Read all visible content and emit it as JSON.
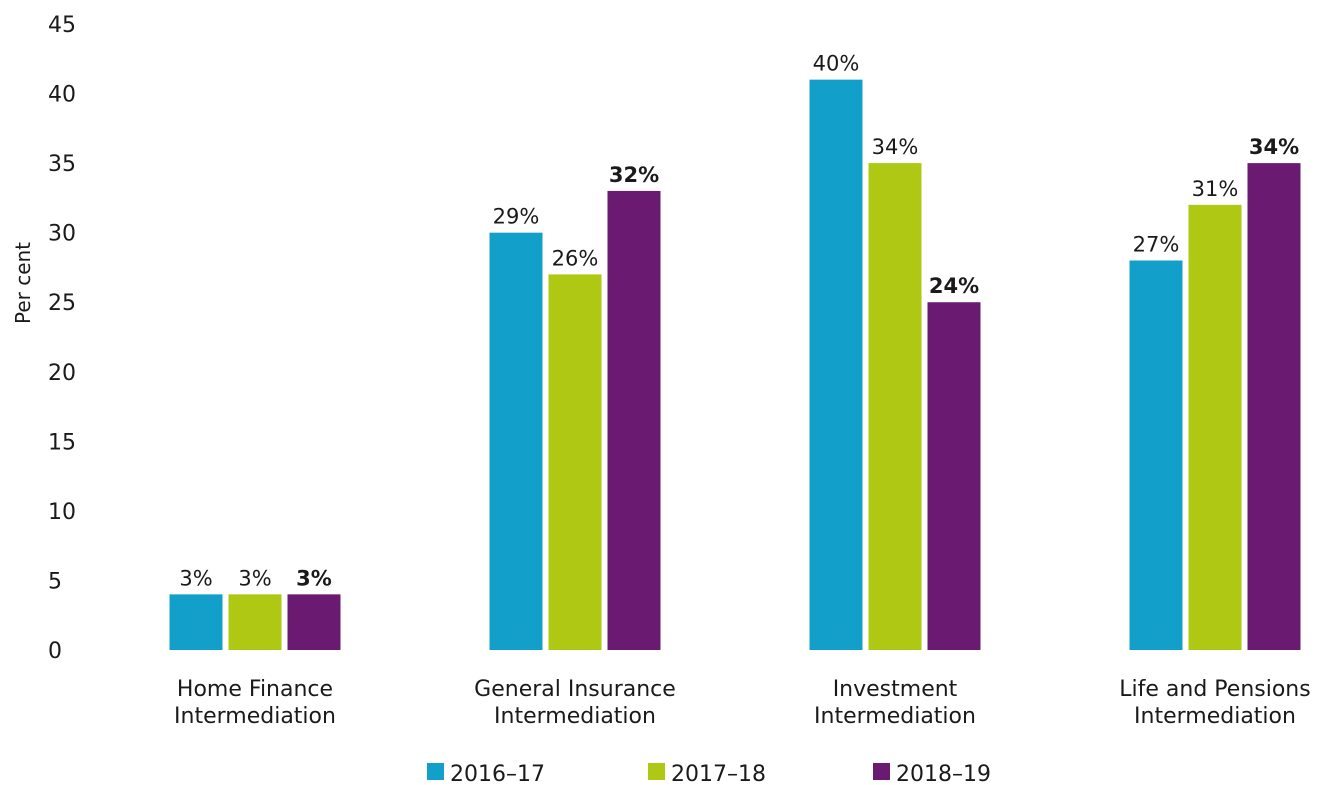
{
  "chart_data": {
    "type": "bar",
    "ylabel": "Per cent",
    "ylim": [
      0,
      45
    ],
    "yticks": [
      0,
      5,
      10,
      15,
      20,
      25,
      30,
      35,
      40,
      45
    ],
    "grid": false,
    "legend_position": "bottom",
    "categories": [
      [
        "Home Finance",
        "Intermediation"
      ],
      [
        "General Insurance",
        "Intermediation"
      ],
      [
        "Investment",
        "Intermediation"
      ],
      [
        "Life and Pensions",
        "Intermediation"
      ]
    ],
    "series": [
      {
        "name": "2016–17",
        "color": "#12a0cb",
        "values": [
          3,
          29,
          40,
          27
        ],
        "labels": [
          "3%",
          "29%",
          "40%",
          "27%"
        ],
        "bold": false
      },
      {
        "name": "2017–18",
        "color": "#aec813",
        "values": [
          3,
          26,
          34,
          31
        ],
        "labels": [
          "3%",
          "26%",
          "34%",
          "31%"
        ],
        "bold": false
      },
      {
        "name": "2018–19",
        "color": "#6b1a72",
        "values": [
          3,
          32,
          24,
          34
        ],
        "labels": [
          "3%",
          "32%",
          "24%",
          "34%"
        ],
        "bold": true
      }
    ]
  }
}
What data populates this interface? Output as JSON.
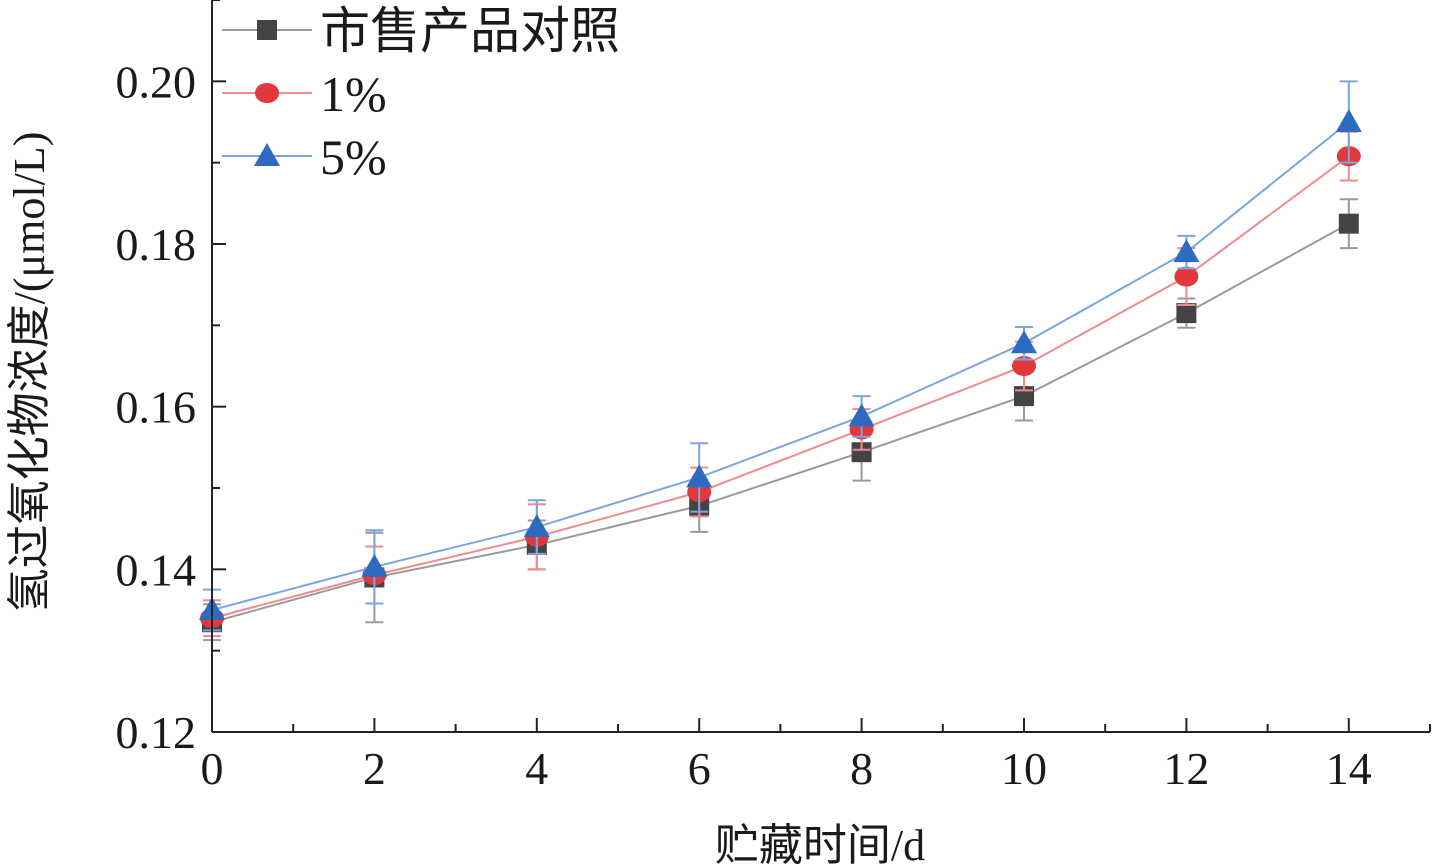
{
  "chart_data": {
    "type": "line",
    "title": "",
    "xlabel": "贮藏时间/d",
    "ylabel": "氢过氧化物浓度/(μmol/L)",
    "xlim": [
      0,
      15
    ],
    "ylim": [
      0.12,
      0.21
    ],
    "xticks": [
      0,
      2,
      4,
      6,
      8,
      10,
      12,
      14
    ],
    "xtick_labels": [
      "0",
      "2",
      "4",
      "6",
      "8",
      "10",
      "12",
      "14"
    ],
    "yticks": [
      0.12,
      0.14,
      0.16,
      0.18,
      0.2
    ],
    "ytick_labels": [
      "0.12",
      "0.14",
      "0.16",
      "0.18",
      "0.20"
    ],
    "grid": false,
    "legend_position": "top-left",
    "x": [
      0,
      2,
      4,
      6,
      8,
      10,
      12,
      14
    ],
    "series": [
      {
        "name": "市售产品对照",
        "marker": "square",
        "color": "#444444",
        "line_color": "#9a9a9a",
        "values": [
          0.1335,
          0.139,
          0.143,
          0.1478,
          0.1544,
          0.1613,
          0.1715,
          0.1825
        ],
        "errors": [
          0.0022,
          0.0055,
          0.003,
          0.0032,
          0.0035,
          0.003,
          0.0018,
          0.003
        ]
      },
      {
        "name": "1%",
        "marker": "circle",
        "color": "#e0383c",
        "line_color": "#f08a8c",
        "values": [
          0.134,
          0.1393,
          0.144,
          0.1495,
          0.1572,
          0.165,
          0.176,
          0.1908
        ],
        "errors": [
          0.0022,
          0.0035,
          0.004,
          0.003,
          0.0025,
          0.003,
          0.0035,
          0.003
        ]
      },
      {
        "name": "5%",
        "marker": "triangle",
        "color": "#2d6bc0",
        "line_color": "#7aa6e0",
        "values": [
          0.135,
          0.1403,
          0.1452,
          0.1513,
          0.1588,
          0.1678,
          0.179,
          0.195
        ],
        "errors": [
          0.0025,
          0.0045,
          0.0033,
          0.0042,
          0.0025,
          0.002,
          0.002,
          0.005
        ]
      }
    ]
  }
}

──────────

REQUIREMENT:
Tally the lines in this data that hold the word "marker" and state only the count.

SOLUTION FOR THIS PROBLEM:
3